§ Goal of the exercise: Write the records out again, keeping each line exactly as it is.

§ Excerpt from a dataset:
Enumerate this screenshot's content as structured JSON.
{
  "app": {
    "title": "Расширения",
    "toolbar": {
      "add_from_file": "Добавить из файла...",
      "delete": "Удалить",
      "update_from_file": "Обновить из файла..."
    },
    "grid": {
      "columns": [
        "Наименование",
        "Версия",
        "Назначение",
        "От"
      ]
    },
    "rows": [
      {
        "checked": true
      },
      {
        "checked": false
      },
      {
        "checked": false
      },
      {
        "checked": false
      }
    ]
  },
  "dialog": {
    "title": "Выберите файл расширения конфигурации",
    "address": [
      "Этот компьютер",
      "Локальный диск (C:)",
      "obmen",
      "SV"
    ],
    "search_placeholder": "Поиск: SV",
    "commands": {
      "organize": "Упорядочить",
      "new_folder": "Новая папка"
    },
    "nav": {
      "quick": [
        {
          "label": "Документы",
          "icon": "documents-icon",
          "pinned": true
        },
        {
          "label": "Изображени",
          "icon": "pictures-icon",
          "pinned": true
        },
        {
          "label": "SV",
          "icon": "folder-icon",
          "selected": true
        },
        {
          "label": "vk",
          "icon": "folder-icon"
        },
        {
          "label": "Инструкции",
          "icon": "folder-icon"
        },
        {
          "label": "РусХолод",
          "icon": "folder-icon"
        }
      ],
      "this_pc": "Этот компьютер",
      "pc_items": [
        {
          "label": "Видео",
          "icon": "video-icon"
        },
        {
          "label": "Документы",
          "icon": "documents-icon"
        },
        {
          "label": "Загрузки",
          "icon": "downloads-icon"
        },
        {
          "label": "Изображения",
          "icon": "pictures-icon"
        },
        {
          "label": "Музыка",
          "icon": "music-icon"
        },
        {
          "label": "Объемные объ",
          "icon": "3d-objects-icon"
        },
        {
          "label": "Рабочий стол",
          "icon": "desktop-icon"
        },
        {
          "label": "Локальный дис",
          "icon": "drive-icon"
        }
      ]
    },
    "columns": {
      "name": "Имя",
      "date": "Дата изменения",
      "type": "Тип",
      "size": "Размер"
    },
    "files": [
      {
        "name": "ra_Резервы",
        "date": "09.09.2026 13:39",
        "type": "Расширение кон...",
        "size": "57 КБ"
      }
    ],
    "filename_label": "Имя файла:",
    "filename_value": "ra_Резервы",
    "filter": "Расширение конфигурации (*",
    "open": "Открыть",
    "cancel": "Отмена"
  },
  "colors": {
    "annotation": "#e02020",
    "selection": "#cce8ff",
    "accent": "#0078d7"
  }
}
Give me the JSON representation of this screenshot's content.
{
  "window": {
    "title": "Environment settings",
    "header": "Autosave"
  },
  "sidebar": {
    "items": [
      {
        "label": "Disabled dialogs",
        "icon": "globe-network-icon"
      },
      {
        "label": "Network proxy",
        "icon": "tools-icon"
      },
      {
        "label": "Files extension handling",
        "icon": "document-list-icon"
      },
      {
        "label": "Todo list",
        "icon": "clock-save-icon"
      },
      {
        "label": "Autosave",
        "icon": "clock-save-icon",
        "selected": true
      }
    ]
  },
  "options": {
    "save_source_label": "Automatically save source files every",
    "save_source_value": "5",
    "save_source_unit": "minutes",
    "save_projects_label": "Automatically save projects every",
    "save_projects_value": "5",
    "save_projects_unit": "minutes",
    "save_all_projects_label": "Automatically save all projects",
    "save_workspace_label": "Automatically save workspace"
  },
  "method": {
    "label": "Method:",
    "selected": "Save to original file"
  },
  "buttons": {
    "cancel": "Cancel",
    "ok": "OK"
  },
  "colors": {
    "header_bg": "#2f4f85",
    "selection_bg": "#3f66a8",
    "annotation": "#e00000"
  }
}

§ Task solution:
Enumerate this screenshot's content as structured JSON.
{
  "app": {
    "title": "Расширения",
    "toolbar": {
      "add_from_file": "Добавить из файла...",
      "delete": "Удалить",
      "update_from_file": "Обновить из файла..."
    },
    "grid": {
      "columns": [
        "Наименование",
        "Версия",
        "Назначение",
        "От"
      ]
    },
    "rows": [
      {
        "checked": true
      },
      {
        "checked": false
      },
      {
        "checked": false
      },
      {
        "checked": false
      }
    ]
  },
  "dialog": {
    "title": "Выберите файл расширения конфигурации",
    "address": [
      "Этот компьютер",
      "Локальный диск (C:)",
      "obmen",
      "SV"
    ],
    "search_placeholder": "Поиск: SV",
    "commands": {
      "organize": "Упорядочить",
      "new_folder": "Новая папка"
    },
    "nav": {
      "quick": [
        {
          "label": "Документы",
          "icon": "documents-icon",
          "pinned": true
        },
        {
          "label": "Изображени",
          "icon": "pictures-icon",
          "pinned": true
        },
        {
          "label": "SV",
          "icon": "folder-icon",
          "selected": true
        },
        {
          "label": "vk",
          "icon": "folder-icon"
        },
        {
          "label": "Инструкции",
          "icon": "folder-icon"
        },
        {
          "label": "РусХолод",
          "icon": "folder-icon"
        }
      ],
      "this_pc": "Этот компьютер",
      "pc_items": [
        {
          "label": "Видео",
          "icon": "video-icon"
        },
        {
          "label": "Документы",
          "icon": "documents-icon"
        },
        {
          "label": "Загрузки",
          "icon": "downloads-icon"
        },
        {
          "label": "Изображения",
          "icon": "pictures-icon"
        },
        {
          "label": "Музыка",
          "icon": "music-icon"
        },
        {
          "label": "Объемные объ",
          "icon": "3d-objects-icon"
        },
        {
          "label": "Рабочий стол",
          "icon": "desktop-icon"
        },
        {
          "label": "Локальный дис",
          "icon": "drive-icon"
        }
      ]
    },
    "columns": {
      "name": "Имя",
      "date": "Дата изменения",
      "type": "Тип",
      "size": "Размер"
    },
    "files": [
      {
        "name": "ra_Резервы",
        "date": "09.09.2026 13:39",
        "type": "Расширение кон...",
        "size": "57 КБ"
      }
    ],
    "filename_label": "Имя файла:",
    "filename_value": "ra_Резервы",
    "filter": "Расширение конфигурации (*",
    "open": "Открыть",
    "cancel": "Отмена"
  },
  "colors": {
    "annotation": "#e02020",
    "selection": "#cce8ff",
    "accent": "#0078d7"
  }
}
Give me the JSON representation of this screenshot's content.
{
  "window": {
    "title": "Environment settings",
    "header": "Autosave"
  },
  "sidebar": {
    "items": [
      {
        "label": "Disabled dialogs",
        "icon": "globe-network-icon"
      },
      {
        "label": "Network proxy",
        "icon": "tools-icon"
      },
      {
        "label": "Files extension handling",
        "icon": "document-list-icon"
      },
      {
        "label": "Todo list",
        "icon": "clock-save-icon"
      },
      {
        "label": "Autosave",
        "icon": "clock-save-icon",
        "selected": true
      }
    ]
  },
  "options": {
    "save_source_label": "Automatically save source files every",
    "save_source_value": "5",
    "save_source_unit": "minutes",
    "save_projects_label": "Automatically save projects every",
    "save_projects_value": "5",
    "save_projects_unit": "minutes",
    "save_all_projects_label": "Automatically save all projects",
    "save_workspace_label": "Automatically save workspace"
  },
  "method": {
    "label": "Method:",
    "selected": "Save to original file"
  },
  "buttons": {
    "cancel": "Cancel",
    "ok": "OK"
  },
  "colors": {
    "header_bg": "#2f4f85",
    "selection_bg": "#3f66a8",
    "annotation": "#e00000"
  }
}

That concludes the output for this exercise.